== Short problem ==
Pick out the lines containing "this".

Dataset entries on figures:

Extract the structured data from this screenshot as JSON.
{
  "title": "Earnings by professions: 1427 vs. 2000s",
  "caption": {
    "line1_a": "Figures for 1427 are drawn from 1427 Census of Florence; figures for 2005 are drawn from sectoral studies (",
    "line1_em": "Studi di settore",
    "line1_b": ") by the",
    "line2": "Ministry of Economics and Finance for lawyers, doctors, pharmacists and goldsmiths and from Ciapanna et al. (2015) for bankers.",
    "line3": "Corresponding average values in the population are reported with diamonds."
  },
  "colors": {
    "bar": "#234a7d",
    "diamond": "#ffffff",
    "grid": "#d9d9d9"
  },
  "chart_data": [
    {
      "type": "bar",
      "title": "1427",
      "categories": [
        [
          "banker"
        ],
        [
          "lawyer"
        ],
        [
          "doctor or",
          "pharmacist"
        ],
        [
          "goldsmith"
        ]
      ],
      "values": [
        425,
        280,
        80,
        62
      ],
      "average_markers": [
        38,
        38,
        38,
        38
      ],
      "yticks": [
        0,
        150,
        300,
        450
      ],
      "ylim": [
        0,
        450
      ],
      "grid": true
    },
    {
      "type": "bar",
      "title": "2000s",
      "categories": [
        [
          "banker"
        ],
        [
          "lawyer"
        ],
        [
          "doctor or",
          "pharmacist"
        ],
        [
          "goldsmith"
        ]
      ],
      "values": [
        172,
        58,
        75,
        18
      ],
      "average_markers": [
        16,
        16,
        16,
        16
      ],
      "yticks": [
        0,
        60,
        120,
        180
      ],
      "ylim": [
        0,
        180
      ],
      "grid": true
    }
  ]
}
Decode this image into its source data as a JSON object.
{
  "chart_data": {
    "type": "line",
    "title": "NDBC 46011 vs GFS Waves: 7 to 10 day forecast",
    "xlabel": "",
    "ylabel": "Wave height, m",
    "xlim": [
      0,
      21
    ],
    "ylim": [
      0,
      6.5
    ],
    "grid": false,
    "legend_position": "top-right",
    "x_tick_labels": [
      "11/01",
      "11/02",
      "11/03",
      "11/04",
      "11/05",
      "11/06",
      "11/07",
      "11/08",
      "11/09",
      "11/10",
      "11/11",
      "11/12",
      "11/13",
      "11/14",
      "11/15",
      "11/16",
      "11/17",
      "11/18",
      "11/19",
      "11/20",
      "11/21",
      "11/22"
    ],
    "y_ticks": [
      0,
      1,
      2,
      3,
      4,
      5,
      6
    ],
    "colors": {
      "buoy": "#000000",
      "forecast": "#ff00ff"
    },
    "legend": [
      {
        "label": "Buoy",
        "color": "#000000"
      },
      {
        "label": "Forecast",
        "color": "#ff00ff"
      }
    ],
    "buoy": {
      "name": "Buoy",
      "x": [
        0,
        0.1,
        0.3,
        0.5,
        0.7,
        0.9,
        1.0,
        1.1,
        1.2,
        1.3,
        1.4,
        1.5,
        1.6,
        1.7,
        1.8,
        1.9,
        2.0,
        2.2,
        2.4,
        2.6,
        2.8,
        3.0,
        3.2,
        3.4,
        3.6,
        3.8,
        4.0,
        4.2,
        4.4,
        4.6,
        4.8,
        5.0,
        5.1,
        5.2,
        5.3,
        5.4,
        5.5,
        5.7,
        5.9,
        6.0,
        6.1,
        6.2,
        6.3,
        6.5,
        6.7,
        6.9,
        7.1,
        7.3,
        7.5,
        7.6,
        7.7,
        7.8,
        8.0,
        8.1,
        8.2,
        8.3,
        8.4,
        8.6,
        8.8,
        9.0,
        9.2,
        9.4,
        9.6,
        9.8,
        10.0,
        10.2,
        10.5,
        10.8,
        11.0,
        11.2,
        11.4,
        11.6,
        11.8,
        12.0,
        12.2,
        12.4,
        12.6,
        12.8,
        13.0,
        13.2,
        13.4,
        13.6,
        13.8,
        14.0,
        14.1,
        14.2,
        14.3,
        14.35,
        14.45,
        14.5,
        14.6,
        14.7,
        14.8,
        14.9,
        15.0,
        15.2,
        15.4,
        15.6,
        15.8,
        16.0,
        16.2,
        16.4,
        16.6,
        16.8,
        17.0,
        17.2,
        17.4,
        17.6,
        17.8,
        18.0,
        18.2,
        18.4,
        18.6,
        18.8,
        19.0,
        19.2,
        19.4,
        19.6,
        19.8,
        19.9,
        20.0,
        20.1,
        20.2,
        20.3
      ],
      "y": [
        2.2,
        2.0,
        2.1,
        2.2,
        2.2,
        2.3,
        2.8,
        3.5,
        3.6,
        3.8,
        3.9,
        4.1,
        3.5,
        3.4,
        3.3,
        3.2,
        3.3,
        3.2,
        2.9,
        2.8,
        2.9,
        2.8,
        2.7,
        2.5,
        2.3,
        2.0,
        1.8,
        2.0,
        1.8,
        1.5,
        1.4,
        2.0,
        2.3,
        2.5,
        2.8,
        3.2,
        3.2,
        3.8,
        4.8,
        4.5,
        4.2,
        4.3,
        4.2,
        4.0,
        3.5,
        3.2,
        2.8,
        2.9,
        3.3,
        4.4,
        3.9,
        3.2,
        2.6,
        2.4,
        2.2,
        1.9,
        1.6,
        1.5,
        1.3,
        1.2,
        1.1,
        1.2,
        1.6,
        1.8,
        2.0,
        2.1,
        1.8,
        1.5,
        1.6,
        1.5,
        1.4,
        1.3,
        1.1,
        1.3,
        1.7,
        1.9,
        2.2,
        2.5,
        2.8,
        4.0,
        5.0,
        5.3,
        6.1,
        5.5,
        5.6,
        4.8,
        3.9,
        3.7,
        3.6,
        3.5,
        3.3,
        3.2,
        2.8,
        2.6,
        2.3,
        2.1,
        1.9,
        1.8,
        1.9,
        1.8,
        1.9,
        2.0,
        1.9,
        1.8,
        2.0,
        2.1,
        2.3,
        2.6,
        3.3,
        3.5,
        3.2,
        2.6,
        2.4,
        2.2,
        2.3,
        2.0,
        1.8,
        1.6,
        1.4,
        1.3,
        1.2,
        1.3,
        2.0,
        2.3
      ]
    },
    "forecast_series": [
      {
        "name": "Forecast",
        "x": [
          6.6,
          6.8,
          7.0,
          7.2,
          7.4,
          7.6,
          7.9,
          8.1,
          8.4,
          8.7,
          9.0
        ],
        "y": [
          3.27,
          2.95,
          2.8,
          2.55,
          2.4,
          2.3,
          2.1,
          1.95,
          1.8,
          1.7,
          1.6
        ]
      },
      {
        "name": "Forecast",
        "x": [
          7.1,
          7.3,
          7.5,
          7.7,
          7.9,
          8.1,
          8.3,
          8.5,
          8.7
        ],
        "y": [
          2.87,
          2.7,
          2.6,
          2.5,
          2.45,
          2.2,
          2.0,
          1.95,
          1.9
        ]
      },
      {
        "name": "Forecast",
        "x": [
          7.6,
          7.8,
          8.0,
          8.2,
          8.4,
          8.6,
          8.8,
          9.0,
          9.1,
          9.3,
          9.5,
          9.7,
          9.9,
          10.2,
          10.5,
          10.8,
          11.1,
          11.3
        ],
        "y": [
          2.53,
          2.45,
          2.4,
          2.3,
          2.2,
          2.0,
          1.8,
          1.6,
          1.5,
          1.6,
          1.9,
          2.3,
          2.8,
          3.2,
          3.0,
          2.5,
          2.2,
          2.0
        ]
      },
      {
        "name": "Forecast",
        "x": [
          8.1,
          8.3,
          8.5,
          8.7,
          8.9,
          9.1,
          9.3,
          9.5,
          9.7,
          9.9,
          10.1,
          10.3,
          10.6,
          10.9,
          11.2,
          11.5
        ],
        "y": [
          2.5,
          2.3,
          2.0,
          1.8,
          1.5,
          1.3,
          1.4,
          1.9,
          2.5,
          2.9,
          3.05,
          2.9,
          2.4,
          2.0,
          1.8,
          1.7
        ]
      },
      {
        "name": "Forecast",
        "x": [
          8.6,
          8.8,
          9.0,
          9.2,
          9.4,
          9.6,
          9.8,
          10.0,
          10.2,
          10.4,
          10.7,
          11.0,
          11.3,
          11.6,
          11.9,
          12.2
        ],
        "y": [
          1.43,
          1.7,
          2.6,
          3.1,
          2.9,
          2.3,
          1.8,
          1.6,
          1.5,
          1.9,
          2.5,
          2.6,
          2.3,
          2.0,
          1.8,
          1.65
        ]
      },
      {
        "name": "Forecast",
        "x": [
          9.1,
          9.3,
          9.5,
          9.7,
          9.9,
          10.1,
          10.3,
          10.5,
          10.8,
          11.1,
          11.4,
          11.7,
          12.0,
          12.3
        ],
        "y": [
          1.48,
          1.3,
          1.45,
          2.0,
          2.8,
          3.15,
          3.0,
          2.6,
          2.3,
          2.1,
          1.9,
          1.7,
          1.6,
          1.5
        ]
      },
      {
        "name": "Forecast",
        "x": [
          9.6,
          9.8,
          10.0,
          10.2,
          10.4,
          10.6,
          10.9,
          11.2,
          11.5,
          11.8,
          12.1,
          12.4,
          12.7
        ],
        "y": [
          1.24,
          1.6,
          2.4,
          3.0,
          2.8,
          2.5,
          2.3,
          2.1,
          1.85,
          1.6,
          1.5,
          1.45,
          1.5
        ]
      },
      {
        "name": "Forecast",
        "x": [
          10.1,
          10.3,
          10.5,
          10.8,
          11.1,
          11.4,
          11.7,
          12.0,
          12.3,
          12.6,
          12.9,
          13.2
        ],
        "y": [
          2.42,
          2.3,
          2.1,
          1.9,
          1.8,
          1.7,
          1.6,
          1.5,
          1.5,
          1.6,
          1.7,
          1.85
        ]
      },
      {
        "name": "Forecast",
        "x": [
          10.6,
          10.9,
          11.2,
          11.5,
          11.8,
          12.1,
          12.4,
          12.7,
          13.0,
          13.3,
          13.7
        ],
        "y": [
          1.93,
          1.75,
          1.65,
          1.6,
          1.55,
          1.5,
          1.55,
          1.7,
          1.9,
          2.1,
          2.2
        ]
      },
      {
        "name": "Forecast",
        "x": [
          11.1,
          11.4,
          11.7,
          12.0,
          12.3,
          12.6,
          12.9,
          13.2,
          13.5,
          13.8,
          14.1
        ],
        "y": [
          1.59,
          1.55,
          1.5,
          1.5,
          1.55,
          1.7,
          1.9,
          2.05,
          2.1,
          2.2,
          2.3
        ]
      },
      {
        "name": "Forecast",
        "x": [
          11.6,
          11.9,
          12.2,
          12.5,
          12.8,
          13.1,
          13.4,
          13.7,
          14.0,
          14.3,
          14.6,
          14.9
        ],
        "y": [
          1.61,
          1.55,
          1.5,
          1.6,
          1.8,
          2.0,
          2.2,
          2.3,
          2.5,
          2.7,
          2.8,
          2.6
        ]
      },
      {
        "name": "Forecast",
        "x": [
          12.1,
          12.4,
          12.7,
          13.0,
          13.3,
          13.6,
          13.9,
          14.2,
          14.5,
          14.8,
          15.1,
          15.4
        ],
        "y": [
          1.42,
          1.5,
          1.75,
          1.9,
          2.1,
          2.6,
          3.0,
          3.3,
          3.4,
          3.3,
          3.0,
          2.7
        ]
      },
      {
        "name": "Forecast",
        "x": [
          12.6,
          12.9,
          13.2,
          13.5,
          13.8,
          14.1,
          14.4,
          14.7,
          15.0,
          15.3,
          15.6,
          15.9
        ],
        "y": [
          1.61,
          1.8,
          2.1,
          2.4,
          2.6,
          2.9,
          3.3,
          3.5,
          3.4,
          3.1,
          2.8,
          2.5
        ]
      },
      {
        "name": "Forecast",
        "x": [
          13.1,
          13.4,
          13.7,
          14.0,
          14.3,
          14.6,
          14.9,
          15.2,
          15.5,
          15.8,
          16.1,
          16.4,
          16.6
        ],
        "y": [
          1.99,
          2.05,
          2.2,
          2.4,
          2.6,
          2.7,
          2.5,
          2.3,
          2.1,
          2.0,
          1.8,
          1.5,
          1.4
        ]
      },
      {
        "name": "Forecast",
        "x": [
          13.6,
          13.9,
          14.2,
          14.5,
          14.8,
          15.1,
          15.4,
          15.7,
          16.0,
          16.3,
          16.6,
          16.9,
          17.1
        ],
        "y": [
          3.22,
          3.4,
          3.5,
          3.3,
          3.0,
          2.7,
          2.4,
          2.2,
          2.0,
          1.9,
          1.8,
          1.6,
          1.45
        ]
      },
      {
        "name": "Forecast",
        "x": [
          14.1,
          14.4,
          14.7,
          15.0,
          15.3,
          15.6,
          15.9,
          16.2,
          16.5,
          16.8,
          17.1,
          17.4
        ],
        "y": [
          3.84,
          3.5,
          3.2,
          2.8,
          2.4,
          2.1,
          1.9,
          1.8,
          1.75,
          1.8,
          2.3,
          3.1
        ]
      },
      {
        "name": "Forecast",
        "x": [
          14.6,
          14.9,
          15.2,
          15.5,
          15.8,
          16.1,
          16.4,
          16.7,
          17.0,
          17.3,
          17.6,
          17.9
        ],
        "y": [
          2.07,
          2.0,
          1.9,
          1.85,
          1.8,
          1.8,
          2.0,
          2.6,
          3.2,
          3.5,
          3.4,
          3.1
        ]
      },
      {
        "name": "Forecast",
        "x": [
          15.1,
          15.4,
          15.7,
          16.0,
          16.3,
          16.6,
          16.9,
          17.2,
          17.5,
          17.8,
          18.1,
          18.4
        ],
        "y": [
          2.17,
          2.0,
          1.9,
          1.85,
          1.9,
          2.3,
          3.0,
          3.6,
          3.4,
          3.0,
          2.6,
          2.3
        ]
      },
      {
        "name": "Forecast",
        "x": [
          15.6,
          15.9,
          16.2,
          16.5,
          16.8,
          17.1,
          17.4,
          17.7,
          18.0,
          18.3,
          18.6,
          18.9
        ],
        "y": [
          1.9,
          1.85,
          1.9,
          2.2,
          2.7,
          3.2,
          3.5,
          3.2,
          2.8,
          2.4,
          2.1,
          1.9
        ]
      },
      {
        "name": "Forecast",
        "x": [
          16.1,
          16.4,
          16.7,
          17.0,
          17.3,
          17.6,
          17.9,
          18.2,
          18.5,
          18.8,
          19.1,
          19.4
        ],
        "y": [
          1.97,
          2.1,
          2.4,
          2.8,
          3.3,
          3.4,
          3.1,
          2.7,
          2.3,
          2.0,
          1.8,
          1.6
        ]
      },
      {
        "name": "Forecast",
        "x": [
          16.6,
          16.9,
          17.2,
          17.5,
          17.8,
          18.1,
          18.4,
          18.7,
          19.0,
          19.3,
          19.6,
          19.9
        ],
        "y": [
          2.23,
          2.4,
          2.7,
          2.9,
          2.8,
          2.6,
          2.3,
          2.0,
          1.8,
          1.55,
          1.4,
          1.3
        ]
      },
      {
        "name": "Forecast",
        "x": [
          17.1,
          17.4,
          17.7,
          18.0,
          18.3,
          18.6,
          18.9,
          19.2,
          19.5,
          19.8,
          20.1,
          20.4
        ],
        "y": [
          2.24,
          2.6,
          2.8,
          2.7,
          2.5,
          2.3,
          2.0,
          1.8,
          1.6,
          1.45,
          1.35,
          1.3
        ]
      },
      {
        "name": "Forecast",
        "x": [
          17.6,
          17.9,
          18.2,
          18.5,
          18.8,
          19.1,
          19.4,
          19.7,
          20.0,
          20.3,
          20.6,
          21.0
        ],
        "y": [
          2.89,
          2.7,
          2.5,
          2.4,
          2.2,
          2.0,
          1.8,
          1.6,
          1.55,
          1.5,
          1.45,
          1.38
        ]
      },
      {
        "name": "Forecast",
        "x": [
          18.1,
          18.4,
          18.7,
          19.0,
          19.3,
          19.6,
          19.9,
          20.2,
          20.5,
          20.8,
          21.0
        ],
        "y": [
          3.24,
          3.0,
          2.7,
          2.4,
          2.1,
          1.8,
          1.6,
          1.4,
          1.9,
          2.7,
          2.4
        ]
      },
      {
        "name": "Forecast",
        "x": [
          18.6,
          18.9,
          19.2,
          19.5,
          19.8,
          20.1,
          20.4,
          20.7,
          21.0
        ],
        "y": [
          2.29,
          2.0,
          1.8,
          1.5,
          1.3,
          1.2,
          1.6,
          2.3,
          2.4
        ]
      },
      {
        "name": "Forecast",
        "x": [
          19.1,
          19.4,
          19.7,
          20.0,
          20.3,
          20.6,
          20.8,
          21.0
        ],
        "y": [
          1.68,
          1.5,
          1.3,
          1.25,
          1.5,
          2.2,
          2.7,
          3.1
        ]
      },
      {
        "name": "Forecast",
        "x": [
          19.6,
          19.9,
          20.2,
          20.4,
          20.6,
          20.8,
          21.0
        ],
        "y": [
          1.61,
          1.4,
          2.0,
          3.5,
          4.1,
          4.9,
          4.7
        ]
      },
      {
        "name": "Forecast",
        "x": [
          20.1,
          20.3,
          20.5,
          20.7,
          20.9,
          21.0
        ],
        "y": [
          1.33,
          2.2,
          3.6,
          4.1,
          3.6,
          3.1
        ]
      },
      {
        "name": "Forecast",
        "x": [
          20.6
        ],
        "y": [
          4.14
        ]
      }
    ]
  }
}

== Solution to the exercise ==
Extract the structured data from this screenshot as JSON.
Decode this image into its source data as a JSON object.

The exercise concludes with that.